───── RECORDED INFORMATION

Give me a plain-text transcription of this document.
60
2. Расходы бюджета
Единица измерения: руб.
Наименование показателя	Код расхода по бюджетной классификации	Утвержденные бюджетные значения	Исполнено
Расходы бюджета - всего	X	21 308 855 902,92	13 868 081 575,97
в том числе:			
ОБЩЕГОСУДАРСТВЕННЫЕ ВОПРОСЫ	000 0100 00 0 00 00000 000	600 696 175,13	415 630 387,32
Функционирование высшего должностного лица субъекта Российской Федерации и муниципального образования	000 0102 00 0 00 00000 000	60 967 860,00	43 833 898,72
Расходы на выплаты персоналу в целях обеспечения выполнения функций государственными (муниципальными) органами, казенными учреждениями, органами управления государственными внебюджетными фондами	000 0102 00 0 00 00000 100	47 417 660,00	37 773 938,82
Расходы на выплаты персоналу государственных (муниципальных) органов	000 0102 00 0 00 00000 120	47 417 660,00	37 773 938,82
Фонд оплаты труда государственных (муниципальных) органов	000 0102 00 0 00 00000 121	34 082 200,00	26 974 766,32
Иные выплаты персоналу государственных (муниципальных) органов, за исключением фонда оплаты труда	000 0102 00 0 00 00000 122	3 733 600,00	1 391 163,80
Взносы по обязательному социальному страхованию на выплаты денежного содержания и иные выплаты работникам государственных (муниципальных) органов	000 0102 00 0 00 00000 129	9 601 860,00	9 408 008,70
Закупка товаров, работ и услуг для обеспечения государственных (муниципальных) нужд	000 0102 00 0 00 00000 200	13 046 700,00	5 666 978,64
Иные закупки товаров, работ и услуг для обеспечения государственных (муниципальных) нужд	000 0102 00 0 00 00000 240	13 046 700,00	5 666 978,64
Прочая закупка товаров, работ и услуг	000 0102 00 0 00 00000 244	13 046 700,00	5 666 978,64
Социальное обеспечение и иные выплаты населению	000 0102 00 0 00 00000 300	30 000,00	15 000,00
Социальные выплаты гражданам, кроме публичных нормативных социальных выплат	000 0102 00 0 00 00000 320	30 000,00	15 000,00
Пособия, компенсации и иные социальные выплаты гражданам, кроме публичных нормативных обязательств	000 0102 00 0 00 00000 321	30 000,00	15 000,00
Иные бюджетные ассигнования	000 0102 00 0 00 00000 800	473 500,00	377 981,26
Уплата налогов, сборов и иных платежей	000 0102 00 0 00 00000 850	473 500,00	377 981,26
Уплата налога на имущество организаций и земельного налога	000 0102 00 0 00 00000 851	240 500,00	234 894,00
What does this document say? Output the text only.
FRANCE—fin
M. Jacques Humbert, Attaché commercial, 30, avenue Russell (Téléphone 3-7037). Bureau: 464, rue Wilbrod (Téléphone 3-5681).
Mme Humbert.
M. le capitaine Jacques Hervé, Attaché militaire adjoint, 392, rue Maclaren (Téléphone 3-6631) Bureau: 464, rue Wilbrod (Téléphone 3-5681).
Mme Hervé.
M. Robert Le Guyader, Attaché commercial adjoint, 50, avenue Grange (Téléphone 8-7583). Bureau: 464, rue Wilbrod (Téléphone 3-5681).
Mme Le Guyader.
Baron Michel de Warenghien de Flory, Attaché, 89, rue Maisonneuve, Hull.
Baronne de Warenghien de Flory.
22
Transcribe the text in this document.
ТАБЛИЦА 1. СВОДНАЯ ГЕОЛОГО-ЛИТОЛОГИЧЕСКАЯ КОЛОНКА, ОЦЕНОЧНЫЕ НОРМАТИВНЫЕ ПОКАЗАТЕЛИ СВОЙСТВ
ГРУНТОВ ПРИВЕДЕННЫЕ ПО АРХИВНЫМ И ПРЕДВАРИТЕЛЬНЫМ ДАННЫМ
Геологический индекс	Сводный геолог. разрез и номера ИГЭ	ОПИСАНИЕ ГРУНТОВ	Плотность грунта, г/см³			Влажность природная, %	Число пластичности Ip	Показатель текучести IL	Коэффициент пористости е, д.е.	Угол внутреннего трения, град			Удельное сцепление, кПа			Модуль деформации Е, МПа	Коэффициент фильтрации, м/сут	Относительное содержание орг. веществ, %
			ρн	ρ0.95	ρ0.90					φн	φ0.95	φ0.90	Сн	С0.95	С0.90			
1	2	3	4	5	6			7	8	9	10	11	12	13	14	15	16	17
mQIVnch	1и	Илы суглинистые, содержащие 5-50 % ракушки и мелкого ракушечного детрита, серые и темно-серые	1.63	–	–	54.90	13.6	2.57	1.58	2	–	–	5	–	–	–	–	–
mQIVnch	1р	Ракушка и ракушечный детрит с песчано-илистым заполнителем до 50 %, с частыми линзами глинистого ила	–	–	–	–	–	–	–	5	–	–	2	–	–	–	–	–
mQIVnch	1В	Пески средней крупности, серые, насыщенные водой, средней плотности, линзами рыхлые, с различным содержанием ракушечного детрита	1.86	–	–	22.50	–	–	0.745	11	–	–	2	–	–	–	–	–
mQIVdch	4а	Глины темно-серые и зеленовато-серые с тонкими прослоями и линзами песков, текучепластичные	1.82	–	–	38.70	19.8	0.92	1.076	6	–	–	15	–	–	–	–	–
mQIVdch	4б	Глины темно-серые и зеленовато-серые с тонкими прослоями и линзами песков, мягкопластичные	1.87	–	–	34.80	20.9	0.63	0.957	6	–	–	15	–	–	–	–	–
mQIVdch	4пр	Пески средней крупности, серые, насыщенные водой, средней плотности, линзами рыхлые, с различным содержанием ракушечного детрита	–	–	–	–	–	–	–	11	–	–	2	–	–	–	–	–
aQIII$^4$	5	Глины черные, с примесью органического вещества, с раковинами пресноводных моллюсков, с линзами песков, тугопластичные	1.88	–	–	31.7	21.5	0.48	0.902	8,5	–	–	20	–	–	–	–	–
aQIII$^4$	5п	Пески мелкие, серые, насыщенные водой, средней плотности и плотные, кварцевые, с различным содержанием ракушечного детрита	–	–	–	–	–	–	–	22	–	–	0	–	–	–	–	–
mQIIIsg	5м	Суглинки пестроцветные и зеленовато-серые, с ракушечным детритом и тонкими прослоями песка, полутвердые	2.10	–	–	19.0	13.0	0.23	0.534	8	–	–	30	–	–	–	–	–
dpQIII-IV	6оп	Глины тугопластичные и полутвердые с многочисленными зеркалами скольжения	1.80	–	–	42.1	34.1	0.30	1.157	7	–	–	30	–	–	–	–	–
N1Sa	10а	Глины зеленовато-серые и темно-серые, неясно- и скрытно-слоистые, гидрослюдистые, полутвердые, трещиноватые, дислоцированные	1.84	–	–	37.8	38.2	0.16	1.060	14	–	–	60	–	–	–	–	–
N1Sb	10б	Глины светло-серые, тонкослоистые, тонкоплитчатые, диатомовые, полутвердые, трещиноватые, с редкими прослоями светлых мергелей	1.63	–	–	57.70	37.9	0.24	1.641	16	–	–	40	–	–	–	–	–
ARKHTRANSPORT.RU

──────────

PROMPT — Copy each line of the data that contains the word "рыхлые".

RESULT OF THIS EXERCISE —
mQIVnch	1В	Пески средней крупности, серые, насыщенные водой, средней плотности, линзами рыхлые, с различным содержанием ракушечного детрита	1.86	–	–	22.50	–	–	0.745	11	–	–	2	–	–	–	–	–
mQIVdch	4пр	Пески средней крупности, серые, насыщенные водой, средней плотности, линзами рыхлые, с различным содержанием ракушечного детрита	–	–	–	–	–	–	–	11	–	–	2	–	–	–	–	–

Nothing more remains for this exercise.